◆ **Aim of the task**
Find and copy each line of the records where the string "Petal" shows up.

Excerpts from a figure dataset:
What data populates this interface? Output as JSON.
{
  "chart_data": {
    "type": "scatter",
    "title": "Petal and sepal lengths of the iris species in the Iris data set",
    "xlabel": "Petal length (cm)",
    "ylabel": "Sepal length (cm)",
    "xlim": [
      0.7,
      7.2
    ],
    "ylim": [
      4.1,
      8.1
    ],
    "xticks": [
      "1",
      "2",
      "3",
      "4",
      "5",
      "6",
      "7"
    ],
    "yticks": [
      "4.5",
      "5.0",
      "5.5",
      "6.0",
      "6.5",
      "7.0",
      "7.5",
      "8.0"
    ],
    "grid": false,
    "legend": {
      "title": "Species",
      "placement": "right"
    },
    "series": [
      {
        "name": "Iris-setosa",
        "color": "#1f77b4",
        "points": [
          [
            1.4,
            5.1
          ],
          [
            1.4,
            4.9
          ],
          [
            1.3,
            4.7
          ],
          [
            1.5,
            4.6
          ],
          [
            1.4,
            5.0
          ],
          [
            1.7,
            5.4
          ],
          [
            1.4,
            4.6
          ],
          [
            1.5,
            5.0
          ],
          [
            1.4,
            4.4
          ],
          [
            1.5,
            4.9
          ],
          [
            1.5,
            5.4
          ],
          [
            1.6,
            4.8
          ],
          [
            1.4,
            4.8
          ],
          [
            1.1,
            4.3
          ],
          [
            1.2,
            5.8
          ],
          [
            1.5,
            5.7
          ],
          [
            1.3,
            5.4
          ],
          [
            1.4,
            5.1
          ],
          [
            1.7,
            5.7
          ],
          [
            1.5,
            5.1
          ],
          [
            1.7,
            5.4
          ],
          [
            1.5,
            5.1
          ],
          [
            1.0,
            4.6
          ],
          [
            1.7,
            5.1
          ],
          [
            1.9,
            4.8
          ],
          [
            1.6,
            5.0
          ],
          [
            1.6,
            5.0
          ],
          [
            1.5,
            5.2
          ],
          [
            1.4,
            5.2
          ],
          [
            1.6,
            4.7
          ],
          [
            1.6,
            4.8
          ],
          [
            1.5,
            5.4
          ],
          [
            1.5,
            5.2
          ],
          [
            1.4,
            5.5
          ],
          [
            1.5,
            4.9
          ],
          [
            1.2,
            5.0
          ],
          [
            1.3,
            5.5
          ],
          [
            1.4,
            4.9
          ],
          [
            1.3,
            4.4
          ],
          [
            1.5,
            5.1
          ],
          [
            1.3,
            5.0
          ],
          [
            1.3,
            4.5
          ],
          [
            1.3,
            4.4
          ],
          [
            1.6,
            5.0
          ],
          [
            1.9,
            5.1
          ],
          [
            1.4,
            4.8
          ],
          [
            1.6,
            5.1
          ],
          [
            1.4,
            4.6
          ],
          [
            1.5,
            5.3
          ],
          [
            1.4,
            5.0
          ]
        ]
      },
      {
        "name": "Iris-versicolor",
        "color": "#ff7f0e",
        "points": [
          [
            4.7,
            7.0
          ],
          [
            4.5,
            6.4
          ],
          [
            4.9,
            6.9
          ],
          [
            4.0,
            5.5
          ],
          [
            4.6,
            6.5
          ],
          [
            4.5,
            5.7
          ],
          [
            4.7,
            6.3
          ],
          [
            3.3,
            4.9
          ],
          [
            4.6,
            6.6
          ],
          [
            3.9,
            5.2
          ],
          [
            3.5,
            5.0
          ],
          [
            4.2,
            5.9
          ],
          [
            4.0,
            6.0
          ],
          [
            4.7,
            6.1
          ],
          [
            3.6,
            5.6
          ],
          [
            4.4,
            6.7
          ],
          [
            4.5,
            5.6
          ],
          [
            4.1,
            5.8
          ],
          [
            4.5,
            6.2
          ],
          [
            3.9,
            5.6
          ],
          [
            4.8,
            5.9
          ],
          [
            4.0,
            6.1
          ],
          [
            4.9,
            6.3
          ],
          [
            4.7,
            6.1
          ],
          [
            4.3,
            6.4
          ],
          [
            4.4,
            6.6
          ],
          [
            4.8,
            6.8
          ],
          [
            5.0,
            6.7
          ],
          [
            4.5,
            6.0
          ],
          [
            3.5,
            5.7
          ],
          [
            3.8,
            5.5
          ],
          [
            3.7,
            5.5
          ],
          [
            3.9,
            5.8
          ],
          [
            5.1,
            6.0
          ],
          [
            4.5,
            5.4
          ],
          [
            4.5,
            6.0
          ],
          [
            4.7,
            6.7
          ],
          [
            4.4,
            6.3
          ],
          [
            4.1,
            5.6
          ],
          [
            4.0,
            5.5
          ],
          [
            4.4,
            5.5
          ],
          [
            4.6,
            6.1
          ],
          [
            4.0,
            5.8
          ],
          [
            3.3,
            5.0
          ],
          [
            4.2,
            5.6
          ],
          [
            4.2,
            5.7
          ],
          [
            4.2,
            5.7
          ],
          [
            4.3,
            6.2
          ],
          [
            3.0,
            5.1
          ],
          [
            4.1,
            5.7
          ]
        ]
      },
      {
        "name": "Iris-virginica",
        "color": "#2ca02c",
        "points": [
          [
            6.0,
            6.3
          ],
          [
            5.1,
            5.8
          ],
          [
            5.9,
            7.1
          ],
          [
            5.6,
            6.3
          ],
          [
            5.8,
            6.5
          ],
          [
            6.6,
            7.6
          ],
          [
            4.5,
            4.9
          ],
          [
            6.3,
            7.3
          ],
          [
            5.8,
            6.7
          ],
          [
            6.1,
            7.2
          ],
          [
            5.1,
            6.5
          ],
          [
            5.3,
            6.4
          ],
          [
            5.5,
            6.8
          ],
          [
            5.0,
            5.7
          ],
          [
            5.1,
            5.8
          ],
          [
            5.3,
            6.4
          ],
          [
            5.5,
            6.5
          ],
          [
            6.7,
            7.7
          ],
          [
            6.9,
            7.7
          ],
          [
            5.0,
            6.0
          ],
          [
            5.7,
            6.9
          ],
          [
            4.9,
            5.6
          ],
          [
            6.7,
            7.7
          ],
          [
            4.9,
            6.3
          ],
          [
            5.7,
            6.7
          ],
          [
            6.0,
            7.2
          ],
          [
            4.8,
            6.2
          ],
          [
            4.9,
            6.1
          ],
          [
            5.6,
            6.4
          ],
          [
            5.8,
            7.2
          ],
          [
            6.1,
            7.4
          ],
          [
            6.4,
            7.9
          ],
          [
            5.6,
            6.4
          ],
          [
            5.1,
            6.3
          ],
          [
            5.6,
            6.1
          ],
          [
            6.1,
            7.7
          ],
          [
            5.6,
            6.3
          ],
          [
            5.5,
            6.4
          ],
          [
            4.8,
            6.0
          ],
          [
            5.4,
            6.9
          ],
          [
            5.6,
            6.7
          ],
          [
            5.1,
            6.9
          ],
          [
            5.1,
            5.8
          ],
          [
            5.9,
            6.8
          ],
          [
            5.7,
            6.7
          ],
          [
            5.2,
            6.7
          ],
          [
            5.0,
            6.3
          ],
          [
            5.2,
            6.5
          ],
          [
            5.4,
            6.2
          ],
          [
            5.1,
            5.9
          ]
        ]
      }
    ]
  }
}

◆ **Response below**
    "title": "Petal and sepal lengths of the iris species in the Iris data set",
    "xlabel": "Petal length (cm)",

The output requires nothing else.